**WHAT TO DO:**
Each line that follows should be printed again exactly as it stands.

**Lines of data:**
>>>
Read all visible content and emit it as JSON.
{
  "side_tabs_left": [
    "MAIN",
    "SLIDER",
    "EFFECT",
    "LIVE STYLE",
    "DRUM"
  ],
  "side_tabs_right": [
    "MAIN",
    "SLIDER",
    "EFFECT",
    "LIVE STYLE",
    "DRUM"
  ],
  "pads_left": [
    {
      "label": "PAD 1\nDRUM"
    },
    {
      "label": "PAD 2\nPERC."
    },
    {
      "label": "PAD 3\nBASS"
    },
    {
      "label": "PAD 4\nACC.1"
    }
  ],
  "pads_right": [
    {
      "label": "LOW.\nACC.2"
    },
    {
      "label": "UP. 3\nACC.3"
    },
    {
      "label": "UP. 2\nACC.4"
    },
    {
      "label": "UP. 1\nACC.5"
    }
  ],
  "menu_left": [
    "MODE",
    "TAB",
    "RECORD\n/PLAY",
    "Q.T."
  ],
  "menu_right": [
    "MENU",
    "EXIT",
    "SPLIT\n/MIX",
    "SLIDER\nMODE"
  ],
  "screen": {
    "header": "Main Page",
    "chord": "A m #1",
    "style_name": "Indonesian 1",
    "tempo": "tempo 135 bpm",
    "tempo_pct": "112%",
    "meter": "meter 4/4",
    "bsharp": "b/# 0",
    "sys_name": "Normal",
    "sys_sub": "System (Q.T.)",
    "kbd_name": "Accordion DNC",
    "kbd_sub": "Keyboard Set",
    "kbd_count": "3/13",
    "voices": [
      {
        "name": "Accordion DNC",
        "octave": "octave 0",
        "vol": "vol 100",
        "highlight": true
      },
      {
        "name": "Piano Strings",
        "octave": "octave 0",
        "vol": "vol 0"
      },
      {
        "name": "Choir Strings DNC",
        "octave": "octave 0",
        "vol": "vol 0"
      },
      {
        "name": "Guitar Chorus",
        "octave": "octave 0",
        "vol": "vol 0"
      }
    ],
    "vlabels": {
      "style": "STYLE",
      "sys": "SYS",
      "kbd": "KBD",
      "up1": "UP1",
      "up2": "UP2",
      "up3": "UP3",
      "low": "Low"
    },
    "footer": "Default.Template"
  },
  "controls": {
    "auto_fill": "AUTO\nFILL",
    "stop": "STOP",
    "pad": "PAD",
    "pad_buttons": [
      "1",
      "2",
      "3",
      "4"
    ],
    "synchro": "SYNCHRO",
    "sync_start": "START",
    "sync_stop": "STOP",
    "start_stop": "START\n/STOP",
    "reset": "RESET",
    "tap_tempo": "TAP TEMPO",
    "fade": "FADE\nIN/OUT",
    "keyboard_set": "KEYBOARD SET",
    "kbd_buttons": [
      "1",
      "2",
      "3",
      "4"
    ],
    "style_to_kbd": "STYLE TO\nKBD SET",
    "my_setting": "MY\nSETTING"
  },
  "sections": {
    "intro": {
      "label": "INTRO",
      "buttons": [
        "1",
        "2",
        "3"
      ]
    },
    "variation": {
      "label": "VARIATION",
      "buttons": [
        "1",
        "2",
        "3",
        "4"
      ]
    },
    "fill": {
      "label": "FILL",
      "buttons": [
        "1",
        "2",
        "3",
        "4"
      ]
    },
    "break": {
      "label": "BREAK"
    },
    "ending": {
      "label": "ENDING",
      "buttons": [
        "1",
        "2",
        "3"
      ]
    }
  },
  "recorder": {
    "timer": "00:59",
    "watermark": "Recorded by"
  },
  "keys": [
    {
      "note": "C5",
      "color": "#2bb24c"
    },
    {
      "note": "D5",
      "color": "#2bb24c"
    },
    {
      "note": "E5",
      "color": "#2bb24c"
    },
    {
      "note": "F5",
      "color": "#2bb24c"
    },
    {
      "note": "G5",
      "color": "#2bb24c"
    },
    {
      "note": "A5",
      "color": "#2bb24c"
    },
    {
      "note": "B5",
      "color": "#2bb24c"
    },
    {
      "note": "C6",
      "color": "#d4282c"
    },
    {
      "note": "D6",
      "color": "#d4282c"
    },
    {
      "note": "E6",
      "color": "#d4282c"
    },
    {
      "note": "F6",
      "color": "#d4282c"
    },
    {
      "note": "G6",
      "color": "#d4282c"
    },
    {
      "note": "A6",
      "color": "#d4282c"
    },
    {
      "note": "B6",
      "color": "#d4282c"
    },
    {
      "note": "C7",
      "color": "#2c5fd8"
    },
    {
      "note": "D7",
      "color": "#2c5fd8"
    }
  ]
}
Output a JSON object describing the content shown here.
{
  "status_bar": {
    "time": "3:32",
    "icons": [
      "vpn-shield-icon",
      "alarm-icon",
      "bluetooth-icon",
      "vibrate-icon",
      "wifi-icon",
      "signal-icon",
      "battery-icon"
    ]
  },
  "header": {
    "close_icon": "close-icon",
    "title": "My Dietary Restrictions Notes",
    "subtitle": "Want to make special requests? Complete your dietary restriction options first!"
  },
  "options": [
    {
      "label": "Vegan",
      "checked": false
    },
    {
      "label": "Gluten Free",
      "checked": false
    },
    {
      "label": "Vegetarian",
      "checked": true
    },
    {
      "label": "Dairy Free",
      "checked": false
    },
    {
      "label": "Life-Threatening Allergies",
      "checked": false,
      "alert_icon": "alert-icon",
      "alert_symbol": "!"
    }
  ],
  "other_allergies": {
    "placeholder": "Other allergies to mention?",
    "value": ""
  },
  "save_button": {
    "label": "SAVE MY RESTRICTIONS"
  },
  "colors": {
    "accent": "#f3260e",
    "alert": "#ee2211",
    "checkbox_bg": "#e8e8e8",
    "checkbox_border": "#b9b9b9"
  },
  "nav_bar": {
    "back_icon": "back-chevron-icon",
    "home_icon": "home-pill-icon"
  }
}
<<<
**ANSWER:**
Read all visible content and emit it as JSON.
{
  "side_tabs_left": [
    "MAIN",
    "SLIDER",
    "EFFECT",
    "LIVE STYLE",
    "DRUM"
  ],
  "side_tabs_right": [
    "MAIN",
    "SLIDER",
    "EFFECT",
    "LIVE STYLE",
    "DRUM"
  ],
  "pads_left": [
    {
      "label": "PAD 1\nDRUM"
    },
    {
      "label": "PAD 2\nPERC."
    },
    {
      "label": "PAD 3\nBASS"
    },
    {
      "label": "PAD 4\nACC.1"
    }
  ],
  "pads_right": [
    {
      "label": "LOW.\nACC.2"
    },
    {
      "label": "UP. 3\nACC.3"
    },
    {
      "label": "UP. 2\nACC.4"
    },
    {
      "label": "UP. 1\nACC.5"
    }
  ],
  "menu_left": [
    "MODE",
    "TAB",
    "RECORD\n/PLAY",
    "Q.T."
  ],
  "menu_right": [
    "MENU",
    "EXIT",
    "SPLIT\n/MIX",
    "SLIDER\nMODE"
  ],
  "screen": {
    "header": "Main Page",
    "chord": "A m #1",
    "style_name": "Indonesian 1",
    "tempo": "tempo 135 bpm",
    "tempo_pct": "112%",
    "meter": "meter 4/4",
    "bsharp": "b/# 0",
    "sys_name": "Normal",
    "sys_sub": "System (Q.T.)",
    "kbd_name": "Accordion DNC",
    "kbd_sub": "Keyboard Set",
    "kbd_count": "3/13",
    "voices": [
      {
        "name": "Accordion DNC",
        "octave": "octave 0",
        "vol": "vol 100",
        "highlight": true
      },
      {
        "name": "Piano Strings",
        "octave": "octave 0",
        "vol": "vol 0"
      },
      {
        "name": "Choir Strings DNC",
        "octave": "octave 0",
        "vol": "vol 0"
      },
      {
        "name": "Guitar Chorus",
        "octave": "octave 0",
        "vol": "vol 0"
      }
    ],
    "vlabels": {
      "style": "STYLE",
      "sys": "SYS",
      "kbd": "KBD",
      "up1": "UP1",
      "up2": "UP2",
      "up3": "UP3",
      "low": "Low"
    },
    "footer": "Default.Template"
  },
  "controls": {
    "auto_fill": "AUTO\nFILL",
    "stop": "STOP",
    "pad": "PAD",
    "pad_buttons": [
      "1",
      "2",
      "3",
      "4"
    ],
    "synchro": "SYNCHRO",
    "sync_start": "START",
    "sync_stop": "STOP",
    "start_stop": "START\n/STOP",
    "reset": "RESET",
    "tap_tempo": "TAP TEMPO",
    "fade": "FADE\nIN/OUT",
    "keyboard_set": "KEYBOARD SET",
    "kbd_buttons": [
      "1",
      "2",
      "3",
      "4"
    ],
    "style_to_kbd": "STYLE TO\nKBD SET",
    "my_setting": "MY\nSETTING"
  },
  "sections": {
    "intro": {
      "label": "INTRO",
      "buttons": [
        "1",
        "2",
        "3"
      ]
    },
    "variation": {
      "label": "VARIATION",
      "buttons": [
        "1",
        "2",
        "3",
        "4"
      ]
    },
    "fill": {
      "label": "FILL",
      "buttons": [
        "1",
        "2",
        "3",
        "4"
      ]
    },
    "break": {
      "label": "BREAK"
    },
    "ending": {
      "label": "ENDING",
      "buttons": [
        "1",
        "2",
        "3"
      ]
    }
  },
  "recorder": {
    "timer": "00:59",
    "watermark": "Recorded by"
  },
  "keys": [
    {
      "note": "C5",
      "color": "#2bb24c"
    },
    {
      "note": "D5",
      "color": "#2bb24c"
    },
    {
      "note": "E5",
      "color": "#2bb24c"
    },
    {
      "note": "F5",
      "color": "#2bb24c"
    },
    {
      "note": "G5",
      "color": "#2bb24c"
    },
    {
      "note": "A5",
      "color": "#2bb24c"
    },
    {
      "note": "B5",
      "color": "#2bb24c"
    },
    {
      "note": "C6",
      "color": "#d4282c"
    },
    {
      "note": "D6",
      "color": "#d4282c"
    },
    {
      "note": "E6",
      "color": "#d4282c"
    },
    {
      "note": "F6",
      "color": "#d4282c"
    },
    {
      "note": "G6",
      "color": "#d4282c"
    },
    {
      "note": "A6",
      "color": "#d4282c"
    },
    {
      "note": "B6",
      "color": "#d4282c"
    },
    {
      "note": "C7",
      "color": "#2c5fd8"
    },
    {
      "note": "D7",
      "color": "#2c5fd8"
    }
  ]
}
Output a JSON object describing the content shown here.
{
  "status_bar": {
    "time": "3:32",
    "icons": [
      "vpn-shield-icon",
      "alarm-icon",
      "bluetooth-icon",
      "vibrate-icon",
      "wifi-icon",
      "signal-icon",
      "battery-icon"
    ]
  },
  "header": {
    "close_icon": "close-icon",
    "title": "My Dietary Restrictions Notes",
    "subtitle": "Want to make special requests? Complete your dietary restriction options first!"
  },
  "options": [
    {
      "label": "Vegan",
      "checked": false
    },
    {
      "label": "Gluten Free",
      "checked": false
    },
    {
      "label": "Vegetarian",
      "checked": true
    },
    {
      "label": "Dairy Free",
      "checked": false
    },
    {
      "label": "Life-Threatening Allergies",
      "checked": false,
      "alert_icon": "alert-icon",
      "alert_symbol": "!"
    }
  ],
  "other_allergies": {
    "placeholder": "Other allergies to mention?",
    "value": ""
  },
  "save_button": {
    "label": "SAVE MY RESTRICTIONS"
  },
  "colors": {
    "accent": "#f3260e",
    "alert": "#ee2211",
    "checkbox_bg": "#e8e8e8",
    "checkbox_border": "#b9b9b9"
  },
  "nav_bar": {
    "back_icon": "back-chevron-icon",
    "home_icon": "home-pill-icon"
  }
}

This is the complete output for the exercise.